TASK MATERIAL:

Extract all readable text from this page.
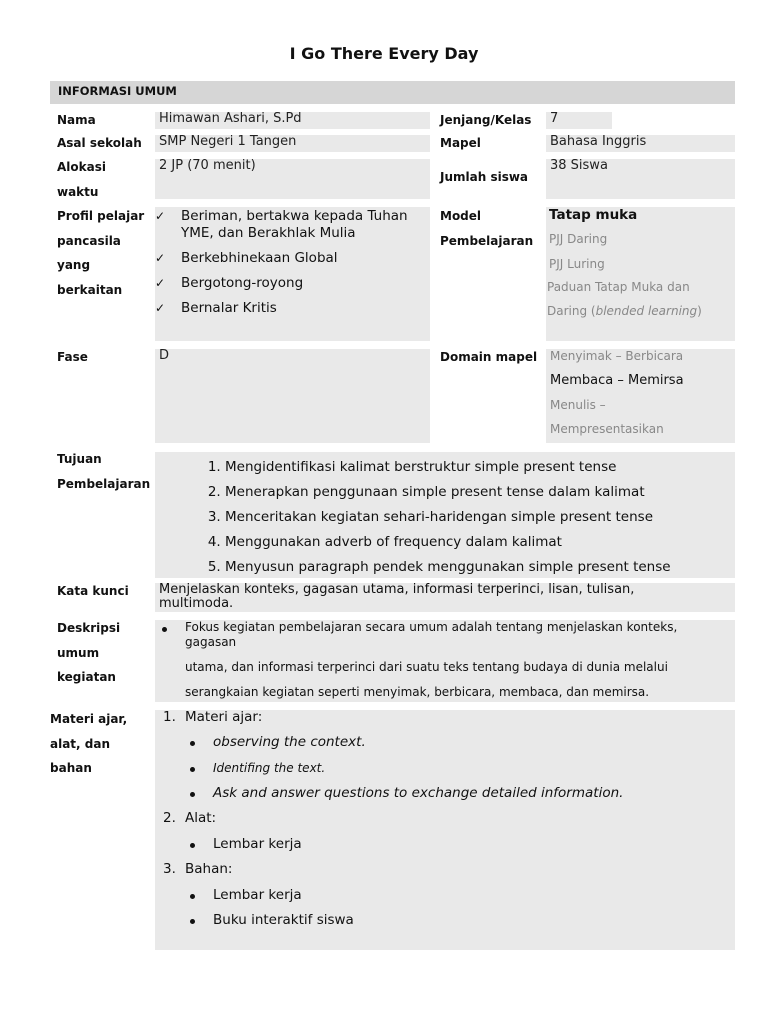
I Go There Every Day
INFORMASI UMUM
Nama
Asal sekolah
Alokasi
waktu
Profil pelajar
pancasila
yang
berkaitan
Fase
Tujuan
Pembelajaran
Kata kunci
Deskripsi
umum
kegiatan
Materi ajar,
alat, dan
bahan
Himawan Ashari, S.Pd
SMP Negeri 1 Tangen
2 JP (70 menit)
✓ Beriman, bertakwa kepada Tuhan YME, dan Berakhlak Mulia
✓ Berkebhinekaan Global
✓ Bergotong-royong
✓ Bernalar Kritis
D
Jenjang/Kelas
Mapel
Jumlah siswa
Model
Pembelajaran
Domain mapel
7
Bahasa Inggris
38 Siswa
Tatap muka
PJJ Daring
PJJ Luring
Paduan Tatap Muka dan
Daring (blended learning)
Menyimak – Berbicara
Membaca – Memirsa
Menulis –
Mempresentasikan
1. Mengidentifikasi kalimat berstruktur simple present tense
2. Menerapkan penggunaan simple present tense dalam kalimat
3. Menceritakan kegiatan sehari-haridengan simple present tense
4. Menggunakan adverb of frequency dalam kalimat
5. Menyusun paragraph pendek menggunakan simple present tense
Menjelaskan konteks, gagasan utama, informasi terperinci, lisan, tulisan, multimoda.
Fokus kegiatan pembelajaran secara umum adalah tentang menjelaskan konteks, gagasan
utama, dan informasi terperinci dari suatu teks tentang budaya di dunia melalui
serangkaian kegiatan seperti menyimak, berbicara, membaca, dan memirsa.
1. Materi ajar:
observing the context.
Identifing the text.
Ask and answer questions to exchange detailed information.
2. Alat:
Lembar kerja
3. Bahan:
Lembar kerja
Buku interaktif siswa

WORK TO BE COMPLETED:
Every entry above should be duplicated exactly. Do not include the images.

THE RESPONSE:
Extract all readable text from this page.
I Go There Every Day
INFORMASI UMUM
Nama
Asal sekolah
Alokasi
waktu
Profil pelajar
pancasila
yang
berkaitan
Fase
Tujuan
Pembelajaran
Kata kunci
Deskripsi
umum
kegiatan
Materi ajar,
alat, dan
bahan
Himawan Ashari, S.Pd
SMP Negeri 1 Tangen
2 JP (70 menit)
✓ Beriman, bertakwa kepada Tuhan YME, dan Berakhlak Mulia
✓ Berkebhinekaan Global
✓ Bergotong-royong
✓ Bernalar Kritis
D
Jenjang/Kelas
Mapel
Jumlah siswa
Model
Pembelajaran
Domain mapel
7
Bahasa Inggris
38 Siswa
Tatap muka
PJJ Daring
PJJ Luring
Paduan Tatap Muka dan
Daring (blended learning)
Menyimak – Berbicara
Membaca – Memirsa
Menulis –
Mempresentasikan
1. Mengidentifikasi kalimat berstruktur simple present tense
2. Menerapkan penggunaan simple present tense dalam kalimat
3. Menceritakan kegiatan sehari-haridengan simple present tense
4. Menggunakan adverb of frequency dalam kalimat
5. Menyusun paragraph pendek menggunakan simple present tense
Menjelaskan konteks, gagasan utama, informasi terperinci, lisan, tulisan, multimoda.
Fokus kegiatan pembelajaran secara umum adalah tentang menjelaskan konteks, gagasan
utama, dan informasi terperinci dari suatu teks tentang budaya di dunia melalui
serangkaian kegiatan seperti menyimak, berbicara, membaca, dan memirsa.
1. Materi ajar:
observing the context.
Identifing the text.
Ask and answer questions to exchange detailed information.
2. Alat:
Lembar kerja
3. Bahan:
Lembar kerja
Buku interaktif siswa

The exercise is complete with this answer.